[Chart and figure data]
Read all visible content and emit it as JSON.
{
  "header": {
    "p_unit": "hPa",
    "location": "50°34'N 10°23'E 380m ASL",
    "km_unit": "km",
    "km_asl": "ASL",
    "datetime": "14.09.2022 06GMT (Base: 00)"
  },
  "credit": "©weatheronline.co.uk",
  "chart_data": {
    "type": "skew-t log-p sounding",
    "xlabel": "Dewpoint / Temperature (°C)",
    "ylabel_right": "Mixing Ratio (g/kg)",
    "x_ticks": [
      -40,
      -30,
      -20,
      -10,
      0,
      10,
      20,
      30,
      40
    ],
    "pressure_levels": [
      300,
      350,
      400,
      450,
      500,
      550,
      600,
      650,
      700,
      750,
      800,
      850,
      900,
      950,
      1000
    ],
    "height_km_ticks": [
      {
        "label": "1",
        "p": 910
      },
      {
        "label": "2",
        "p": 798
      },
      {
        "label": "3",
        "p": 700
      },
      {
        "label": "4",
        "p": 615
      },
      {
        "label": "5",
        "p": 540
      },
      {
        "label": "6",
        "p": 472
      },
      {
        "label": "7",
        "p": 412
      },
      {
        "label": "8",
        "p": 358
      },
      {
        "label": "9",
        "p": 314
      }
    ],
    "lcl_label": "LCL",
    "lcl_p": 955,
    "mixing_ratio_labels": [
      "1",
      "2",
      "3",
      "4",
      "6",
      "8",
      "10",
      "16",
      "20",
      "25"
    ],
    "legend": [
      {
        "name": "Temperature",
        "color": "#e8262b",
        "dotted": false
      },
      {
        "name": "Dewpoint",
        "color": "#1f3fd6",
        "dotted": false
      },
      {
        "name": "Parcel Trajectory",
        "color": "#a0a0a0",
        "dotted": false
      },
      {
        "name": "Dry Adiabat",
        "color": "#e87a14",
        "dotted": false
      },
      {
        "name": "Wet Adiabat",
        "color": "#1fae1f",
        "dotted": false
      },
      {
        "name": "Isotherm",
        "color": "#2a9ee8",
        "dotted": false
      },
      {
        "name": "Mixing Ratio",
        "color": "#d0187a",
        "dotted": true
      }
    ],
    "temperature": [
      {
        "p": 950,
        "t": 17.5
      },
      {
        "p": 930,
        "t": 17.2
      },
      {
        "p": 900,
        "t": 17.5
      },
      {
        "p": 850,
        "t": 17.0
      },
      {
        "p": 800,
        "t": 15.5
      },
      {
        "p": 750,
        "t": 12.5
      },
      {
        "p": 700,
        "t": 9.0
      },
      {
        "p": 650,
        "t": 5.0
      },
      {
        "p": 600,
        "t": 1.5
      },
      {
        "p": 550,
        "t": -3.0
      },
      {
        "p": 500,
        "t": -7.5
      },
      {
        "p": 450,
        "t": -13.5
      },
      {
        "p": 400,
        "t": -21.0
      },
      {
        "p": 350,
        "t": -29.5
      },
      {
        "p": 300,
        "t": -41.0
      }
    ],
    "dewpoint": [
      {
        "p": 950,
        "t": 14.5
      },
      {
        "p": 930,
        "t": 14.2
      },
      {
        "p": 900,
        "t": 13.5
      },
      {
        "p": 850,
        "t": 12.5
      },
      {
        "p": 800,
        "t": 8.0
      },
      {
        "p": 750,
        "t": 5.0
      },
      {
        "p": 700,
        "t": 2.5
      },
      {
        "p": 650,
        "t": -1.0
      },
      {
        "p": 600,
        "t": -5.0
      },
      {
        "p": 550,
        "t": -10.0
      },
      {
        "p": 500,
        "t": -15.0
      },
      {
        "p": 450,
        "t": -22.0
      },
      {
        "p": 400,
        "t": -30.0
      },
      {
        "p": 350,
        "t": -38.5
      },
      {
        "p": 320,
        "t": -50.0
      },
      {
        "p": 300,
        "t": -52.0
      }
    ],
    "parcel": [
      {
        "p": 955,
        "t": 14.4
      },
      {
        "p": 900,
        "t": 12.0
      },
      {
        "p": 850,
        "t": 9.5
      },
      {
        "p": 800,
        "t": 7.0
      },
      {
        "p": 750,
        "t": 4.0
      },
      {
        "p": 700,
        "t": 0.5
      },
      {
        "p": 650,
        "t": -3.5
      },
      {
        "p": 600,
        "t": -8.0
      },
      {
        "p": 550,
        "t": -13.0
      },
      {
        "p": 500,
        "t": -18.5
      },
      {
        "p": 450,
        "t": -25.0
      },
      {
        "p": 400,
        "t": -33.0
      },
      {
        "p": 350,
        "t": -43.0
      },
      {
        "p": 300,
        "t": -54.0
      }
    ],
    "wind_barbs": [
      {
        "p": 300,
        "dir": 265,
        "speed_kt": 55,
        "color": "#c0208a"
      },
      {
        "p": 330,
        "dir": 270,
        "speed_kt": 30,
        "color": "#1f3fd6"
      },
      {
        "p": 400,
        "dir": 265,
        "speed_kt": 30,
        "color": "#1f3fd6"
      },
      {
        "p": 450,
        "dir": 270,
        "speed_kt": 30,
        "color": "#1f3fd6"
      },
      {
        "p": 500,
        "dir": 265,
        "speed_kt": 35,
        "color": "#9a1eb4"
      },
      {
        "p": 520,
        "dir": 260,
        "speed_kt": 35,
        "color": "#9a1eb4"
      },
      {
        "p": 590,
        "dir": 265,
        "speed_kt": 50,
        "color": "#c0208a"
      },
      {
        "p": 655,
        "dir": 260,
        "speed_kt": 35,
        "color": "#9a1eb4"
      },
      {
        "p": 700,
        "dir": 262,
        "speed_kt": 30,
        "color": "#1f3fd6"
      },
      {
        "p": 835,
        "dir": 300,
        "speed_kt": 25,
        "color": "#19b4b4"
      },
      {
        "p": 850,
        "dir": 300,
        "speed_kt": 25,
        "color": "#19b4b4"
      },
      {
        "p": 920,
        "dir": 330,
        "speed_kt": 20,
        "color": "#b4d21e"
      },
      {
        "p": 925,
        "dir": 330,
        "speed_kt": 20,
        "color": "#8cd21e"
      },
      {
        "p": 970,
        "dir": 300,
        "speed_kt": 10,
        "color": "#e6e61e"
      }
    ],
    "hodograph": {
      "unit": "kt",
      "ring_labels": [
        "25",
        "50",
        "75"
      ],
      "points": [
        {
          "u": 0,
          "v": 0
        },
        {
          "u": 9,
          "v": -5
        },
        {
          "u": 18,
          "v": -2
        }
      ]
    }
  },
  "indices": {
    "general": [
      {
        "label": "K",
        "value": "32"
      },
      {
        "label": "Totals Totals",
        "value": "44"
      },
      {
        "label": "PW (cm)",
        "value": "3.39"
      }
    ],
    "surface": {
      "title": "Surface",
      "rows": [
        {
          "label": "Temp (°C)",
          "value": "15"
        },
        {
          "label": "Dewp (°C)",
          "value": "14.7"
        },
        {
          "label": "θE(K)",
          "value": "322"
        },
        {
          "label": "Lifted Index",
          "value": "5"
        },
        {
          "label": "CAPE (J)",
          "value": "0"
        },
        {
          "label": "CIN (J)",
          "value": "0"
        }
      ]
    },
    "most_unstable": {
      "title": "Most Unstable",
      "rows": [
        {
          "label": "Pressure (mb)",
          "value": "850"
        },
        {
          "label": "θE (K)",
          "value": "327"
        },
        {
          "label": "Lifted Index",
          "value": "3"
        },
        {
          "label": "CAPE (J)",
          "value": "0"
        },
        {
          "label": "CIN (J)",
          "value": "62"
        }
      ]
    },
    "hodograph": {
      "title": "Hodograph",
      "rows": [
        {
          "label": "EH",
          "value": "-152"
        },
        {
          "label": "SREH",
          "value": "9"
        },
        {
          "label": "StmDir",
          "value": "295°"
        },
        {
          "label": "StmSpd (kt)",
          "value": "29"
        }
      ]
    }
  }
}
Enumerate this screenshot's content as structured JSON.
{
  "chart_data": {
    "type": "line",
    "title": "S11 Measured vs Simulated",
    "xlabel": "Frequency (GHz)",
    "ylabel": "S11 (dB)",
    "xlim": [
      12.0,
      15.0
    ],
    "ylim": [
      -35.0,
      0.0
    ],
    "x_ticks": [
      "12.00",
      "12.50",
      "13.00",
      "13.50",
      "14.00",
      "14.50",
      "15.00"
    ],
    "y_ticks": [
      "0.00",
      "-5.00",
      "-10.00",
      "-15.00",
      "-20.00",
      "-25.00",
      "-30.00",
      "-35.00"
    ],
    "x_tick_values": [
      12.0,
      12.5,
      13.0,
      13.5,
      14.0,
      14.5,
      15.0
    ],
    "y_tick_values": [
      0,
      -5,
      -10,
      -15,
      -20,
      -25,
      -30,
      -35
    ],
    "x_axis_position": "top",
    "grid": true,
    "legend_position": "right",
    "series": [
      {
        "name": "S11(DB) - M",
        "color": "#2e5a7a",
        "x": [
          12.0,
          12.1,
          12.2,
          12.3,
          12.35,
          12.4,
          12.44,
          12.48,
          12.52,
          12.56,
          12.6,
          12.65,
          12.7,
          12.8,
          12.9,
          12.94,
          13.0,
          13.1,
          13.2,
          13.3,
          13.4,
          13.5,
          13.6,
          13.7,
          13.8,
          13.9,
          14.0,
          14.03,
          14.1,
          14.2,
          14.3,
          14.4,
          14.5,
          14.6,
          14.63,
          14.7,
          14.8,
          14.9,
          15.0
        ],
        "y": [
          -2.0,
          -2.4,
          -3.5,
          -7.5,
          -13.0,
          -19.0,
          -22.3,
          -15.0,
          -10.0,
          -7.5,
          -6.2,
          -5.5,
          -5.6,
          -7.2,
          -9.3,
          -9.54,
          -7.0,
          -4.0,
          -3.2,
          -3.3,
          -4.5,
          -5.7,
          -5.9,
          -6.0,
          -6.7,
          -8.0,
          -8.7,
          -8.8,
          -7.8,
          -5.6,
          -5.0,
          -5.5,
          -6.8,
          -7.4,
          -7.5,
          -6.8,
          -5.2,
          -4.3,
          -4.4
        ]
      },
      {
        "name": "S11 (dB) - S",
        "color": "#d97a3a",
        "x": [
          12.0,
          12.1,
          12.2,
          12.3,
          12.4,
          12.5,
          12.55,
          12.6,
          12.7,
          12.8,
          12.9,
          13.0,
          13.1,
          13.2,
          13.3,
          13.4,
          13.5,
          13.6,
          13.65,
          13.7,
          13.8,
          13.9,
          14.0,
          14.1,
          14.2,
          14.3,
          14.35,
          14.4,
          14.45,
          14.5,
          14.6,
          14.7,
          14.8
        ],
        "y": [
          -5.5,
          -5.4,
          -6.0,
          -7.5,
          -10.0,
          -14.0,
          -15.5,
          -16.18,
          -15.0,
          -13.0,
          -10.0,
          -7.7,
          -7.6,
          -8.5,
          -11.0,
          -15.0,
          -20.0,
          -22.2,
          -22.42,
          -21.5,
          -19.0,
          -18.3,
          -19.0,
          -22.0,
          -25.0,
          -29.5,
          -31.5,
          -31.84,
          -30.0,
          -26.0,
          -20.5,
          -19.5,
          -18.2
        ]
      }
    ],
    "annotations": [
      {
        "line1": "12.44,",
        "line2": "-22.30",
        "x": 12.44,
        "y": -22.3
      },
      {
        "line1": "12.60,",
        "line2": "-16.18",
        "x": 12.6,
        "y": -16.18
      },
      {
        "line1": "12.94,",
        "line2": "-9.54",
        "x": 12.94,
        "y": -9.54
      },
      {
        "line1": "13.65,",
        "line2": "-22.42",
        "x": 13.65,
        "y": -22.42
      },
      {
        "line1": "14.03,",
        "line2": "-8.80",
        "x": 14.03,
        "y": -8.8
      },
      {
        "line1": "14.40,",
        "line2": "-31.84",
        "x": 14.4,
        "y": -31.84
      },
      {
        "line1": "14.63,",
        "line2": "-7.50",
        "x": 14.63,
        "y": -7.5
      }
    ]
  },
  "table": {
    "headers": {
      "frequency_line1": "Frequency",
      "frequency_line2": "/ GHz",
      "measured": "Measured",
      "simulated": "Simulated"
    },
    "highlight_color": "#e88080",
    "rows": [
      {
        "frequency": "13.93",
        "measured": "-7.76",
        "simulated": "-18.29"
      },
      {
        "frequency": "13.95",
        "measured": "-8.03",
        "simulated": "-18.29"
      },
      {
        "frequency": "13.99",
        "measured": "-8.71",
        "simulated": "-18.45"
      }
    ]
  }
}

▸ PROBLEM STATEMENT
Tally the lines of the data that hold the string "content". Answer with the number and nothing more.

▸ TASK ANSWER
2